**WHAT IS BEING ASKED**
Lift out each line of the data that holds "call".

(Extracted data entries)

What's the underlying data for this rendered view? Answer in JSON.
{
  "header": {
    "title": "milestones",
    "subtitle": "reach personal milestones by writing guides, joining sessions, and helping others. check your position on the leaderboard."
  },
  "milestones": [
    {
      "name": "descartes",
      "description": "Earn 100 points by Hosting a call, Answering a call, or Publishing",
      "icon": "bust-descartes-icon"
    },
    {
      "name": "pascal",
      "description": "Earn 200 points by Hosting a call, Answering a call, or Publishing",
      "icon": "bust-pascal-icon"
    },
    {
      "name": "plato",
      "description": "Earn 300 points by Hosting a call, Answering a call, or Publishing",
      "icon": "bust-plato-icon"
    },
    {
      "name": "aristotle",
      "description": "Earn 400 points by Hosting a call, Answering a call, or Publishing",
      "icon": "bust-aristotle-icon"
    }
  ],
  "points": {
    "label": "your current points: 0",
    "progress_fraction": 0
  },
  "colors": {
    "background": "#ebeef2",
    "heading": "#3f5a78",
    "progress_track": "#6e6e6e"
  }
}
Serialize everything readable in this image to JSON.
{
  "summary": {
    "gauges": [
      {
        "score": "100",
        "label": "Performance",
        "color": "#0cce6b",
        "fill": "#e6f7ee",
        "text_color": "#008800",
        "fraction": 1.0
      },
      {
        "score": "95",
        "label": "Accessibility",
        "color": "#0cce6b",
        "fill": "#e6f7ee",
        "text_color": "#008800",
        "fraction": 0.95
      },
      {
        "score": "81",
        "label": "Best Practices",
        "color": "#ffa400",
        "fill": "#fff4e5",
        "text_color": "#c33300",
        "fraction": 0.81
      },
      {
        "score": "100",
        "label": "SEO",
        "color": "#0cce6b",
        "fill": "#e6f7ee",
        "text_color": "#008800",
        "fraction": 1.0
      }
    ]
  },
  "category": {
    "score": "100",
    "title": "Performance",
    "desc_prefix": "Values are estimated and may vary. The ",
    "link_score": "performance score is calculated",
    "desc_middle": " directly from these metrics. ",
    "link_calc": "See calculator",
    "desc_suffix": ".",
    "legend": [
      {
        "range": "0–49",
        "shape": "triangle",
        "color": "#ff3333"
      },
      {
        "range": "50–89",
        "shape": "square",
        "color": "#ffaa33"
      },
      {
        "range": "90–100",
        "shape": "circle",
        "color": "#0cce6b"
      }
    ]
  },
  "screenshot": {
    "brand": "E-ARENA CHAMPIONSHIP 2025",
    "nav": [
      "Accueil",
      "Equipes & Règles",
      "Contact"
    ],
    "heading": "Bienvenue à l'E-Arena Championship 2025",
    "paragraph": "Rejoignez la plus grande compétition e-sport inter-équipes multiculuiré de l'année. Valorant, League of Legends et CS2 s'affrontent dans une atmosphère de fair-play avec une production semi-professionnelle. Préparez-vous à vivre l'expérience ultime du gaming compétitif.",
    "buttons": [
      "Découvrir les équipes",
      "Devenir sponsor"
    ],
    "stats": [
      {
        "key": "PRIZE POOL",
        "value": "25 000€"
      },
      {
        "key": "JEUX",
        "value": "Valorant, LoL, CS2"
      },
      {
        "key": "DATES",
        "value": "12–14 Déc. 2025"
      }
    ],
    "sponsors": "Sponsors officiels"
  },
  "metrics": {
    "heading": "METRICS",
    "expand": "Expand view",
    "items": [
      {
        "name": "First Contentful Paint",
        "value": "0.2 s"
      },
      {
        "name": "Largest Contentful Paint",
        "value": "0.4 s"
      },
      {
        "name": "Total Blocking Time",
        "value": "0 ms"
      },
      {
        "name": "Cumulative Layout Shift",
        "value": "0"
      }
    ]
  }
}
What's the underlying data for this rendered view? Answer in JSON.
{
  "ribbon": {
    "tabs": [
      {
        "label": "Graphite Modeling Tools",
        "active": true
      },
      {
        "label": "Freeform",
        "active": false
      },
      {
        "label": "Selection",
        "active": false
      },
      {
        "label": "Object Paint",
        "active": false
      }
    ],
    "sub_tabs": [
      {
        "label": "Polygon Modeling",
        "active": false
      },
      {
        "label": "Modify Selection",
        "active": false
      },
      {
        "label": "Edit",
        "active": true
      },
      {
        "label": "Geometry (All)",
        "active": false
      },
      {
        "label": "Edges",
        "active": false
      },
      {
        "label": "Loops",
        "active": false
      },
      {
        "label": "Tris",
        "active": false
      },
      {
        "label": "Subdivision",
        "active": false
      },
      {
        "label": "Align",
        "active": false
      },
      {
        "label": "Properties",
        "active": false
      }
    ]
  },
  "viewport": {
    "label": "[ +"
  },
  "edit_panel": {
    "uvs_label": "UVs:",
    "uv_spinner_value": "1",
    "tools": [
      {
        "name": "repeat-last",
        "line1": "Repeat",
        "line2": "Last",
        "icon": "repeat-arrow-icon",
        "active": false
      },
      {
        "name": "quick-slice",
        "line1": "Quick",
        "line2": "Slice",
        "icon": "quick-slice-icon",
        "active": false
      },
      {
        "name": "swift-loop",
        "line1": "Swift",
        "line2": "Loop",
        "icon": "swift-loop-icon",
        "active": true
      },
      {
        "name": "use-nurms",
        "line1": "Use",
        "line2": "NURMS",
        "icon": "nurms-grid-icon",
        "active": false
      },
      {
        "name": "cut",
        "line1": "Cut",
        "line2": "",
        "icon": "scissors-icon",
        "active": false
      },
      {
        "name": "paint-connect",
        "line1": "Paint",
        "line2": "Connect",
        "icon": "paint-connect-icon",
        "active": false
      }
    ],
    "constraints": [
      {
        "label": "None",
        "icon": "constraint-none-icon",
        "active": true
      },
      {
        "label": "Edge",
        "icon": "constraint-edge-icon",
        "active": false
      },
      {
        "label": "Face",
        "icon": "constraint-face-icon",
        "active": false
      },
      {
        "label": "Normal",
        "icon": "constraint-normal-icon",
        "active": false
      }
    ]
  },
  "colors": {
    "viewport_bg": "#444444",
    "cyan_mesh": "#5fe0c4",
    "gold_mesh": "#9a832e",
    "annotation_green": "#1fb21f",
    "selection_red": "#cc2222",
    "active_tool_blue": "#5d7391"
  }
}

**TASK ANSWER**
      "description": "Earn 100 points by Hosting a call, Answering a call, or Publishing",
      "description": "Earn 200 points by Hosting a call, Answering a call, or Publishing",
      "description": "Earn 300 points by Hosting a call, Answering a call, or Publishing",
      "description": "Earn 400 points by Hosting a call, Answering a call, or Publishing",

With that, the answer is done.